**TASK PROMPT**
For every line in the records that has the word "lchanadi", make a copy.

**THE RECORDS**
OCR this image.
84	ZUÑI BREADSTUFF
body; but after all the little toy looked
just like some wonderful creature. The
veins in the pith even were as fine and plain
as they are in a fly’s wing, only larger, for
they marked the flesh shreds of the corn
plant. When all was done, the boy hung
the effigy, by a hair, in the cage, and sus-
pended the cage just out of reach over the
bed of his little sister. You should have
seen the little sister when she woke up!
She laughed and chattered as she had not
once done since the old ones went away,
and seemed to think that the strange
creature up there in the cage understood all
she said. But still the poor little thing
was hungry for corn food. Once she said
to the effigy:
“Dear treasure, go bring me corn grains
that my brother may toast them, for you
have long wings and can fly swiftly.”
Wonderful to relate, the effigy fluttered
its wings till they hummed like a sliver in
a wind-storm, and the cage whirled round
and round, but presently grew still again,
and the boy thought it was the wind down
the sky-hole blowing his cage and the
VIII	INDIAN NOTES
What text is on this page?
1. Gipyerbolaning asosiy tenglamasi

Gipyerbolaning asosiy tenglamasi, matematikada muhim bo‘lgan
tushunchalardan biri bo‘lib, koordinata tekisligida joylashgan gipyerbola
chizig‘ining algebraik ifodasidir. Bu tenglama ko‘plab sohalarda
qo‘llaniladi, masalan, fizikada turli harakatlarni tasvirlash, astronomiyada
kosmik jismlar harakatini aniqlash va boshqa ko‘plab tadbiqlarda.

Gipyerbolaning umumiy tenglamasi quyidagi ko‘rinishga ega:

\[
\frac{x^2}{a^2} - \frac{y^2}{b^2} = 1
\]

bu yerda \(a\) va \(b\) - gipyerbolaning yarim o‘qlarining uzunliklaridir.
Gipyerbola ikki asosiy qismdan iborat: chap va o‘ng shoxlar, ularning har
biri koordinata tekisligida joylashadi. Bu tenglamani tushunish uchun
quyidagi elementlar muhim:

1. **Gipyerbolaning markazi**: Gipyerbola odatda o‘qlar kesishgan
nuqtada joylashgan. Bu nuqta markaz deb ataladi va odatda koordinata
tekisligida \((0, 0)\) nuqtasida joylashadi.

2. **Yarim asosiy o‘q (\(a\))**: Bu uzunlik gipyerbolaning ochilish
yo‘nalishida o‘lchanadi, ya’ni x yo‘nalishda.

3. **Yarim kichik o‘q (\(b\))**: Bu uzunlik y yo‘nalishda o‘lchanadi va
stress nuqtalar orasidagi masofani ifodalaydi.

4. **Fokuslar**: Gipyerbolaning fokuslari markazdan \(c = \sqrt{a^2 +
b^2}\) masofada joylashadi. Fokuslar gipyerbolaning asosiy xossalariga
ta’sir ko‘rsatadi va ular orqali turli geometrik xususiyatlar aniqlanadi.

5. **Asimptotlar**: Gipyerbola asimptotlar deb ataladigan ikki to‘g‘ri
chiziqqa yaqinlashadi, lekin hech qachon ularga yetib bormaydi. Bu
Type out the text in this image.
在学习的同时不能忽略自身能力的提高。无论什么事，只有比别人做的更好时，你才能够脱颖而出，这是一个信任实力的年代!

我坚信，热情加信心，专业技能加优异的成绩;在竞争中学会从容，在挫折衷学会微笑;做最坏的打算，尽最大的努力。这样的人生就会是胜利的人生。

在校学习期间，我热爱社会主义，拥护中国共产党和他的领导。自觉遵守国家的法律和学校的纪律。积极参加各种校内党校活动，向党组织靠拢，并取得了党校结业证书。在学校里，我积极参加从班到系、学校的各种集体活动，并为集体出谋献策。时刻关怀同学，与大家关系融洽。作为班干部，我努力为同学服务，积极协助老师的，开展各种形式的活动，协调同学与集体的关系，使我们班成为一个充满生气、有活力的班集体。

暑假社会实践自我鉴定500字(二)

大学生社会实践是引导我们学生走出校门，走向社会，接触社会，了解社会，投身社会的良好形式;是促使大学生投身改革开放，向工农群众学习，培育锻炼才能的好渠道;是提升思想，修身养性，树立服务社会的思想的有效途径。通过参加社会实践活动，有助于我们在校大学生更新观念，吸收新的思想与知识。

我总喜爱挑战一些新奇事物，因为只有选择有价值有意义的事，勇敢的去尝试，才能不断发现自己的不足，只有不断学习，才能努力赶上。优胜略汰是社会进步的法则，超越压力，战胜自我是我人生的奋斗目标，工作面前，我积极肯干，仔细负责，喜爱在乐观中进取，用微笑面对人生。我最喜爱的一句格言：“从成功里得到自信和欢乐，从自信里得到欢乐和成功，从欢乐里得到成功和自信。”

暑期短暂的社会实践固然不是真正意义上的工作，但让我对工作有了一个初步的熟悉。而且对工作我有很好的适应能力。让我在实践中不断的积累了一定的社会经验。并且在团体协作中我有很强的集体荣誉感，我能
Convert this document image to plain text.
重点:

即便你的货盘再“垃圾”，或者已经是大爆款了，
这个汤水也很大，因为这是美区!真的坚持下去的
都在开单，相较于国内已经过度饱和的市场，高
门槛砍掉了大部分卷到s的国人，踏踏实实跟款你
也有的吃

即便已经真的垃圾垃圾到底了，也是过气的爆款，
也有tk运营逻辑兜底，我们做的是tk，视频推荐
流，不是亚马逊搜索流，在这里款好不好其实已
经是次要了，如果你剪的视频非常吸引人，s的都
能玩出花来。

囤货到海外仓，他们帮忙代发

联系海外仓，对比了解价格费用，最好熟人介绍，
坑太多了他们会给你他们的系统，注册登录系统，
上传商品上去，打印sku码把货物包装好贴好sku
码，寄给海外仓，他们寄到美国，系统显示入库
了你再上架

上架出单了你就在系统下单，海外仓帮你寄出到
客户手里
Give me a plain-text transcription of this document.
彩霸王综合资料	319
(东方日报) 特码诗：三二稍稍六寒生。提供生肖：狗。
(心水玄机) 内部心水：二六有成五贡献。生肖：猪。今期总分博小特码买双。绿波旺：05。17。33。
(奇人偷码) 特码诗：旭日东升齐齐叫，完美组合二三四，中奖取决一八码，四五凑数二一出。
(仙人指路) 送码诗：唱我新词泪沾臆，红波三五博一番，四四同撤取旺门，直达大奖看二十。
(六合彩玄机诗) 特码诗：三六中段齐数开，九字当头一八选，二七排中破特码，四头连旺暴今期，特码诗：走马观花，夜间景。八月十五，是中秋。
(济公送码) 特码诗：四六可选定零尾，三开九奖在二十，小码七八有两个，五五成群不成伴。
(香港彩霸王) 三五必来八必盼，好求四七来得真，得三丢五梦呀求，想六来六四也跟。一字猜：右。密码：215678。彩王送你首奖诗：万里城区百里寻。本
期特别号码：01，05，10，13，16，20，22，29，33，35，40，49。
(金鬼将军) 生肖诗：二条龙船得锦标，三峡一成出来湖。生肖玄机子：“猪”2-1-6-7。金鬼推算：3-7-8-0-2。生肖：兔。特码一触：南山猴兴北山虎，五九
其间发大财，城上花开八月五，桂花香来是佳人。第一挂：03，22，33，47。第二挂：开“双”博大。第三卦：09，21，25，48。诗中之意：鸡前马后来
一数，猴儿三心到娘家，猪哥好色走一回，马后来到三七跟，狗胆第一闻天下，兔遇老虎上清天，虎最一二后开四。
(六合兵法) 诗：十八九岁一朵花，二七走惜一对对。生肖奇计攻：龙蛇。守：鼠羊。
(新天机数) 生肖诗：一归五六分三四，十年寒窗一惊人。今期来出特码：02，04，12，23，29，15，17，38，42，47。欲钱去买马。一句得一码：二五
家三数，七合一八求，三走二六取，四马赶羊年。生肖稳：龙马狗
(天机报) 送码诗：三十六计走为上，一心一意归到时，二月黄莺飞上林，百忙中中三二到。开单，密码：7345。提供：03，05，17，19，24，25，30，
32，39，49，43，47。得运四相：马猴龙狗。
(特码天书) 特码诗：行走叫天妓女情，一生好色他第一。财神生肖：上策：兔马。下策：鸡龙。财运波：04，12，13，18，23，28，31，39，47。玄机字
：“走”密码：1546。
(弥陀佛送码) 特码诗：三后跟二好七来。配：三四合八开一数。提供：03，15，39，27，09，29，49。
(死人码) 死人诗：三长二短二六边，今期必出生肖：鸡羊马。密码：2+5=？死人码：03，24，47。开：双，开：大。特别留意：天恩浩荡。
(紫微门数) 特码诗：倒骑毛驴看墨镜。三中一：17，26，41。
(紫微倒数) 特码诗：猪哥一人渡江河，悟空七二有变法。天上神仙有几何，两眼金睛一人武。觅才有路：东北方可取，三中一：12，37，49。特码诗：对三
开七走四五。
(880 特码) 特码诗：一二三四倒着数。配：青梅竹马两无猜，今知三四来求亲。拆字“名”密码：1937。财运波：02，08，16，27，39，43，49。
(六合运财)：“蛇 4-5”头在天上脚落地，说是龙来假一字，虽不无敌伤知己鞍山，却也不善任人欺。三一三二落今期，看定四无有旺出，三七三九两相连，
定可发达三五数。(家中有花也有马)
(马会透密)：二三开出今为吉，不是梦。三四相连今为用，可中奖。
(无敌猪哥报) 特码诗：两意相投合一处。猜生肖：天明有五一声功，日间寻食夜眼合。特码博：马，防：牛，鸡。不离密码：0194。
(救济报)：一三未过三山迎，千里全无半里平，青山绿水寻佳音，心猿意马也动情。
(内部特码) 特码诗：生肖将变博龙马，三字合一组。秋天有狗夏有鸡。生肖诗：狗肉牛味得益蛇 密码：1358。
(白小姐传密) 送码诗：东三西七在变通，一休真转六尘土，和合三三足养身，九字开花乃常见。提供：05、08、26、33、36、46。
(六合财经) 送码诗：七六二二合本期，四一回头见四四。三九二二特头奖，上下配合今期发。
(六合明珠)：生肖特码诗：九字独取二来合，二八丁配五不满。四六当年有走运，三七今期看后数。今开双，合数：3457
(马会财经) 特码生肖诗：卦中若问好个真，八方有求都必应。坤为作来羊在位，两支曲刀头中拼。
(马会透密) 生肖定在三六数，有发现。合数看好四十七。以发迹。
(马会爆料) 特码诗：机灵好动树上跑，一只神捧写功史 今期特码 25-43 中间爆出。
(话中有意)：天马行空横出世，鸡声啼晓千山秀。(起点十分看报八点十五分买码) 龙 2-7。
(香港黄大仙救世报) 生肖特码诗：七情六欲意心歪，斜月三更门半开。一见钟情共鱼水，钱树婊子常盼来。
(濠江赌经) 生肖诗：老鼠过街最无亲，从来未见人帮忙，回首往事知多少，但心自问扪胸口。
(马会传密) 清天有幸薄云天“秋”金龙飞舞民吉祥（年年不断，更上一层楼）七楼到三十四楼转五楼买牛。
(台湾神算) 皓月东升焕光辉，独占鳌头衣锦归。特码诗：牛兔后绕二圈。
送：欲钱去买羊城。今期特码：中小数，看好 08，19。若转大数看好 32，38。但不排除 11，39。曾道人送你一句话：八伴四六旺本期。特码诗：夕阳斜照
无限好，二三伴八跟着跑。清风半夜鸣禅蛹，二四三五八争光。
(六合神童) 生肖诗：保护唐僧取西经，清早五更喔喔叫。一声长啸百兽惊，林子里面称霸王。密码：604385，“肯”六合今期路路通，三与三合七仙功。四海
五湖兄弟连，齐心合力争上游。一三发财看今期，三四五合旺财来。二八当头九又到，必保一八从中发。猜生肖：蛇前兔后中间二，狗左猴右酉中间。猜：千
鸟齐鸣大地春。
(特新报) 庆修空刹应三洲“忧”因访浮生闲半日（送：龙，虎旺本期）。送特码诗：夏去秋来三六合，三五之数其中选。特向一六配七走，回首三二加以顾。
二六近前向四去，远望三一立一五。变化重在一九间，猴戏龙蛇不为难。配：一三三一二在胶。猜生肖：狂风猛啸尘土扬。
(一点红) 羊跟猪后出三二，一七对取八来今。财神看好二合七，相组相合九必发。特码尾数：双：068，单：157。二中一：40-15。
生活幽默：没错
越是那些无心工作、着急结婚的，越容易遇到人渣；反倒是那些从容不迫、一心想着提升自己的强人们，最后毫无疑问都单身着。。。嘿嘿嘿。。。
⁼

**EXERCISE ANSWER**
yo‘nalishida o‘lchanadi, ya’ni x yo‘nalishda.
3. **Yarim kichik o‘q (\(b\))**: Bu uzunlik y yo‘nalishda o‘lchanadi va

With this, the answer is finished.